#### Directive
Pick out each line of the records that includes the string "rent", and copy it.

#### Available data
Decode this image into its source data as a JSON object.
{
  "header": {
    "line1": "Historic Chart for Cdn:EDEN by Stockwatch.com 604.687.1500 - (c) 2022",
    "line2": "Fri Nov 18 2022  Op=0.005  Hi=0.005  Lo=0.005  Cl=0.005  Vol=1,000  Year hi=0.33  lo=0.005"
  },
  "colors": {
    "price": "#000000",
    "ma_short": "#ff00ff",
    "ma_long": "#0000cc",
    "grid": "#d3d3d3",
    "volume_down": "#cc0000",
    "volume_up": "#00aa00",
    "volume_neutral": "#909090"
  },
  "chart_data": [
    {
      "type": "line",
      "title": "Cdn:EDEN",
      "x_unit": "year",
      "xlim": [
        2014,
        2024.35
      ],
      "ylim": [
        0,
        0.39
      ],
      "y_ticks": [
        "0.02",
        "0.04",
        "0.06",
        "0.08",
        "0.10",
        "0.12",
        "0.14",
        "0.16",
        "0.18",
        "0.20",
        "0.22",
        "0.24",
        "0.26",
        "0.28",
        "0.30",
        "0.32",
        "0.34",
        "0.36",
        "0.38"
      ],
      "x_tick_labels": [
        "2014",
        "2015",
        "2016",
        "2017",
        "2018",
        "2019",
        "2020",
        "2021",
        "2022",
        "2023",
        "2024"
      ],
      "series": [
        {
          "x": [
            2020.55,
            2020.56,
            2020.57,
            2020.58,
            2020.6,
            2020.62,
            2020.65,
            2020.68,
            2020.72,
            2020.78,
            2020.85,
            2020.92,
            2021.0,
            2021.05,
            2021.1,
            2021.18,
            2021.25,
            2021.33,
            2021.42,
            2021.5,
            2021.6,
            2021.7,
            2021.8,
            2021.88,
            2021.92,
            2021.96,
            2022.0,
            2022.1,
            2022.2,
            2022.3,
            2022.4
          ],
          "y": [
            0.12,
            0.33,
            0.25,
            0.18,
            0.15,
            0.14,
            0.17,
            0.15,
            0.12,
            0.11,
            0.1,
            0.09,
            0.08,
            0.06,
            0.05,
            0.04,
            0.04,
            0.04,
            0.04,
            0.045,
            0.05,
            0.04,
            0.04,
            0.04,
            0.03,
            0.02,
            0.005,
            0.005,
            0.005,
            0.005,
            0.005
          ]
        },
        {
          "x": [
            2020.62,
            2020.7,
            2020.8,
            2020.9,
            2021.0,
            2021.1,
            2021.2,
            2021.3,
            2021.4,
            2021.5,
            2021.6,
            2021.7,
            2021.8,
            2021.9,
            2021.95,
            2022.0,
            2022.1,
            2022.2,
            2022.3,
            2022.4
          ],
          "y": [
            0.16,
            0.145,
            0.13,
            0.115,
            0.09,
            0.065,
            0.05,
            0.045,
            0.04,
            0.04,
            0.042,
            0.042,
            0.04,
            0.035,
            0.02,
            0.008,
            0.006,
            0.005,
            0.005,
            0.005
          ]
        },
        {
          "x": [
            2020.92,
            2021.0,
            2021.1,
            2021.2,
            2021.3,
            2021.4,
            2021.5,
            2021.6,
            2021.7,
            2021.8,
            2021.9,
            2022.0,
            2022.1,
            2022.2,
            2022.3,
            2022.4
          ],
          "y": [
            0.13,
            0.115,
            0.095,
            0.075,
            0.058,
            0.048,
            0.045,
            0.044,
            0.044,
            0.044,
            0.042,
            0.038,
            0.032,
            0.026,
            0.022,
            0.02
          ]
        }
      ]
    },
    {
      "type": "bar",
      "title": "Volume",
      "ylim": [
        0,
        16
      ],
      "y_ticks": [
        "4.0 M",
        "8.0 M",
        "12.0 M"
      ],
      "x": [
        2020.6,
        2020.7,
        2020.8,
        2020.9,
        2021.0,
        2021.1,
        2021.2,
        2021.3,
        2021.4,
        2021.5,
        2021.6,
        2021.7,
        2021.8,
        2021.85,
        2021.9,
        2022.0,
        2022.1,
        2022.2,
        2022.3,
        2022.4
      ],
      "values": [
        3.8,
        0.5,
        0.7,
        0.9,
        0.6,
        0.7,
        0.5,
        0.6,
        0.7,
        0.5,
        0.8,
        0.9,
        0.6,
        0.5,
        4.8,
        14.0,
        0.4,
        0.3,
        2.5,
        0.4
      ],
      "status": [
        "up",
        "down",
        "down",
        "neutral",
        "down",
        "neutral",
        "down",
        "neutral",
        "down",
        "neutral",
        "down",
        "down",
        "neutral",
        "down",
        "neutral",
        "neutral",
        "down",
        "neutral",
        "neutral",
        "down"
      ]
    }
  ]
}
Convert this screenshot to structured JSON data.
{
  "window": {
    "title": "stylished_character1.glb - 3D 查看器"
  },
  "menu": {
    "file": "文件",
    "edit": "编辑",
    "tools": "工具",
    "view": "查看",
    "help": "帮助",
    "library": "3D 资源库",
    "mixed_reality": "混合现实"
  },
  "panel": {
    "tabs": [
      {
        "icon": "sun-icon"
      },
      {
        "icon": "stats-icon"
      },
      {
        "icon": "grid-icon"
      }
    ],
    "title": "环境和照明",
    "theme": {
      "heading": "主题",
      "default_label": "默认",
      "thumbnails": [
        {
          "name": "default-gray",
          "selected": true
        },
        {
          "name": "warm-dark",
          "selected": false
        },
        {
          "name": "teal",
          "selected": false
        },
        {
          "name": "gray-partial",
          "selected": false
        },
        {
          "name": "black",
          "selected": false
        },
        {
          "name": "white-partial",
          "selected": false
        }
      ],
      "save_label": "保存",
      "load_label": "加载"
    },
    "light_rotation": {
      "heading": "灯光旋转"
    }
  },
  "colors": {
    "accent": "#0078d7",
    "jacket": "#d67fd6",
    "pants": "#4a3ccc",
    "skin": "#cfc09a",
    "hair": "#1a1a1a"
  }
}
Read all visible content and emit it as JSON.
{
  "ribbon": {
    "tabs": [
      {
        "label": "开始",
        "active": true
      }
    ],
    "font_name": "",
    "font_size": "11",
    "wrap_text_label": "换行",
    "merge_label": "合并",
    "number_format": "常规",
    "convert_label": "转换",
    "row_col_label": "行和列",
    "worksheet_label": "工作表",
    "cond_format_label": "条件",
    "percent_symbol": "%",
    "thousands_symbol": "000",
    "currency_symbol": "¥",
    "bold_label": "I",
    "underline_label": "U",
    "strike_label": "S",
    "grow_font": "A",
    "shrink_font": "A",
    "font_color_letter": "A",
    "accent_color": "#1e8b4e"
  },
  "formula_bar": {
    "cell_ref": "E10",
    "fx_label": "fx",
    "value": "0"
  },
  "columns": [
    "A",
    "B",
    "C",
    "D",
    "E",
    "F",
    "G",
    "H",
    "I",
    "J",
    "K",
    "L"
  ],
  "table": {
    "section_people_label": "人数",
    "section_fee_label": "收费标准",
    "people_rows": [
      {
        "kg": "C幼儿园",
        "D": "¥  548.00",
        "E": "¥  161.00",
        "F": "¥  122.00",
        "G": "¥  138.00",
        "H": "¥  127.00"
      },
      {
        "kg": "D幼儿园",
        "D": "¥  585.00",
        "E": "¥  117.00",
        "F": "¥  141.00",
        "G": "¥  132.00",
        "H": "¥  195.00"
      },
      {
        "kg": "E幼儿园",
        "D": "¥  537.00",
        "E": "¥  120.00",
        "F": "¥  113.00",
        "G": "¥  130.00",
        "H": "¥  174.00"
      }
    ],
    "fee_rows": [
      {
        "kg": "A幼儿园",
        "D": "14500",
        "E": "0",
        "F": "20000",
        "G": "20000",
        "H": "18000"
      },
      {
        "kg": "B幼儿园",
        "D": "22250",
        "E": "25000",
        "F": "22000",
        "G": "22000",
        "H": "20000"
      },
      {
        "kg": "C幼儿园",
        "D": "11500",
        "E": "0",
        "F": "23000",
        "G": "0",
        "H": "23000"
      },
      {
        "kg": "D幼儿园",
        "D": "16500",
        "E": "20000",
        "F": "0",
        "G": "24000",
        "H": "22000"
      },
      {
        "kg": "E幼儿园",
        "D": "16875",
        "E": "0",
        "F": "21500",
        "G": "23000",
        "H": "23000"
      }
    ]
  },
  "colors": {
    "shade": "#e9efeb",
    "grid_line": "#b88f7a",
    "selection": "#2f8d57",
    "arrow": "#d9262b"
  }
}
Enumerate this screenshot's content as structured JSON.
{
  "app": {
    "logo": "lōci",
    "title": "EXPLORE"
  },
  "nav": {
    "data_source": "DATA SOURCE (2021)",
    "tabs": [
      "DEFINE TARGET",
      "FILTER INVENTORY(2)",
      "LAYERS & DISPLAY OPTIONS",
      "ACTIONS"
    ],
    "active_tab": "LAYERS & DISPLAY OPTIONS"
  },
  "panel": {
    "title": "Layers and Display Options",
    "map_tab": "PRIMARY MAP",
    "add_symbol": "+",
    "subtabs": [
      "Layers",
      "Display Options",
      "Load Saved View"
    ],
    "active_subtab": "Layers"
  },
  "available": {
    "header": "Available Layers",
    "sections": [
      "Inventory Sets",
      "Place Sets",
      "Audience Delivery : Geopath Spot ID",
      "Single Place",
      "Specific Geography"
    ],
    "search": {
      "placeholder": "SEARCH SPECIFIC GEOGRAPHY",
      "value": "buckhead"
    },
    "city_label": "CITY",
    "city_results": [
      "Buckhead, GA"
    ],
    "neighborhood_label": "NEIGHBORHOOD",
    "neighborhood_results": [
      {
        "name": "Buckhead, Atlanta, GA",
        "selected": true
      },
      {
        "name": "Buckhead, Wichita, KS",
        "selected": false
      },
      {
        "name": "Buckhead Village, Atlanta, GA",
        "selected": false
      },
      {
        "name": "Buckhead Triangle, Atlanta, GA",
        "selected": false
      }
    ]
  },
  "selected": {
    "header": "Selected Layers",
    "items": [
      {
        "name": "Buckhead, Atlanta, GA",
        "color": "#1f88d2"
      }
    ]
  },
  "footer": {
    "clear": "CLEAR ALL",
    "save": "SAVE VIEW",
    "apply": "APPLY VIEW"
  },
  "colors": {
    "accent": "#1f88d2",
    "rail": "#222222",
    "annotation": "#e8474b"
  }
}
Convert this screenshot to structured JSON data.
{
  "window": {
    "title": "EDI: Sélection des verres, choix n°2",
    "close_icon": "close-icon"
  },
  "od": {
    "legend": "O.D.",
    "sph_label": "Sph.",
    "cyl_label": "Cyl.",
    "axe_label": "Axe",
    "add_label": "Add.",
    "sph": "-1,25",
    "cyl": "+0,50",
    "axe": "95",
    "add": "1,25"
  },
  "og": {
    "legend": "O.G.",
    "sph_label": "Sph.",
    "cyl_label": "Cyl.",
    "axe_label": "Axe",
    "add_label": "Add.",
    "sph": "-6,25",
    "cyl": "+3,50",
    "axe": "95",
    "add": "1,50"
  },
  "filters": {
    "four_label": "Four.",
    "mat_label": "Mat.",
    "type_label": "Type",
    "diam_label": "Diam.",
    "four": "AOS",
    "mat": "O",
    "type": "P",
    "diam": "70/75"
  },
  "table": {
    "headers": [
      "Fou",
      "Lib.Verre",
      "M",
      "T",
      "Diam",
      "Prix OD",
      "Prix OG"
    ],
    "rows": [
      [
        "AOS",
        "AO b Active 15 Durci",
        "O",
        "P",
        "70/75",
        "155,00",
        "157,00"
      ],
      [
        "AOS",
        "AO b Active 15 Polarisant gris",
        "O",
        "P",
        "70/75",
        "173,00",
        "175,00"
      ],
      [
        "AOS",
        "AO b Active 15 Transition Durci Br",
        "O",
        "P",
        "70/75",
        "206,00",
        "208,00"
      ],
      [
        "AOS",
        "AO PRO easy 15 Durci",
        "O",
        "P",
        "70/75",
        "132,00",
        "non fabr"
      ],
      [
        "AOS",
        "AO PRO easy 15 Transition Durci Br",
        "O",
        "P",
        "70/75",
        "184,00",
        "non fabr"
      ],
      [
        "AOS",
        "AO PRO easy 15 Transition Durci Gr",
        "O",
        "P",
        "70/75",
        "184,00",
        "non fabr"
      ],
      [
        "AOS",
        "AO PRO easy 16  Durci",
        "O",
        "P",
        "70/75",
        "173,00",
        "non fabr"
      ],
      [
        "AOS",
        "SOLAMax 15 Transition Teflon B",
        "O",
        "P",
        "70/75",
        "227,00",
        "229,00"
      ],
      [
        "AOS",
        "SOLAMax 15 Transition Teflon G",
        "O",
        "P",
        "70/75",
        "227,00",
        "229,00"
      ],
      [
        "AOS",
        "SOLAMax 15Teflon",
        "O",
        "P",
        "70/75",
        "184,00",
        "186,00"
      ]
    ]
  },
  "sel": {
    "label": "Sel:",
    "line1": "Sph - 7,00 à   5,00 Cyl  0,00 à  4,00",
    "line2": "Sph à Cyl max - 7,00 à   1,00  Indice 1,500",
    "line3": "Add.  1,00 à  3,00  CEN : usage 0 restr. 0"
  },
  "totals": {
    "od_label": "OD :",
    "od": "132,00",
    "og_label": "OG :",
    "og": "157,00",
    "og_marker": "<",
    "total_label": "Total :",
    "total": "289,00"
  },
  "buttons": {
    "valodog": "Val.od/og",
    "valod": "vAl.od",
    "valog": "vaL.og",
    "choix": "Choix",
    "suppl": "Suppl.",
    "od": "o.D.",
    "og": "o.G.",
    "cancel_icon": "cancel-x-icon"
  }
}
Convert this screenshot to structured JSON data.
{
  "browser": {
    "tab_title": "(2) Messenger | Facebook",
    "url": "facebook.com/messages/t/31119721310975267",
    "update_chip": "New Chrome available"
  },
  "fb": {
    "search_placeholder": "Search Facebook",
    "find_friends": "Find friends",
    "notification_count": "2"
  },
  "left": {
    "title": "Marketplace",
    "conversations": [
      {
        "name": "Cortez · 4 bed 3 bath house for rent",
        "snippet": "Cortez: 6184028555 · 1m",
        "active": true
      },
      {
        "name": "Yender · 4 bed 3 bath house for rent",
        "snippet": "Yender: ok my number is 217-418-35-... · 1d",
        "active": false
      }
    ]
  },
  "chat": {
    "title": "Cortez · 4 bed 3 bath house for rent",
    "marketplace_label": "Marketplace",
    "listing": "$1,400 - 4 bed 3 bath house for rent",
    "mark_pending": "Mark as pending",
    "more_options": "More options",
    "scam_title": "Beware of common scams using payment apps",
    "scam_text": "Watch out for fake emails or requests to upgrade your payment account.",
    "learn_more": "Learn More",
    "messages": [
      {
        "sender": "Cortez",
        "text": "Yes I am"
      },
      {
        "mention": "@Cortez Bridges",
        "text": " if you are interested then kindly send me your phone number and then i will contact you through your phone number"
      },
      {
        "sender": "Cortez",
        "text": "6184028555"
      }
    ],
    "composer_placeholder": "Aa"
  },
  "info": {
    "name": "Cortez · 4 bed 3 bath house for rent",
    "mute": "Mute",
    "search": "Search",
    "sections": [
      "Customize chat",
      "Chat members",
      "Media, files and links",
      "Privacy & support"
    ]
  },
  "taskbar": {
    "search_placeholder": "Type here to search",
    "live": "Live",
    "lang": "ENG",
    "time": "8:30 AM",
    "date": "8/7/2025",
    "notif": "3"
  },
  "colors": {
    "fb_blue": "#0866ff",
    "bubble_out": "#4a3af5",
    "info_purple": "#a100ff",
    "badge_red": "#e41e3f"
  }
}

#### Answer for this exercise
        "name": "Cortez · 4 bed 3 bath house for rent",
        "name": "Yender · 4 bed 3 bath house for rent",
    "title": "Cortez · 4 bed 3 bath house for rent",
    "listing": "$1,400 - 4 bed 3 bath house for rent",
    "name": "Cortez · 4 bed 3 bath house for rent",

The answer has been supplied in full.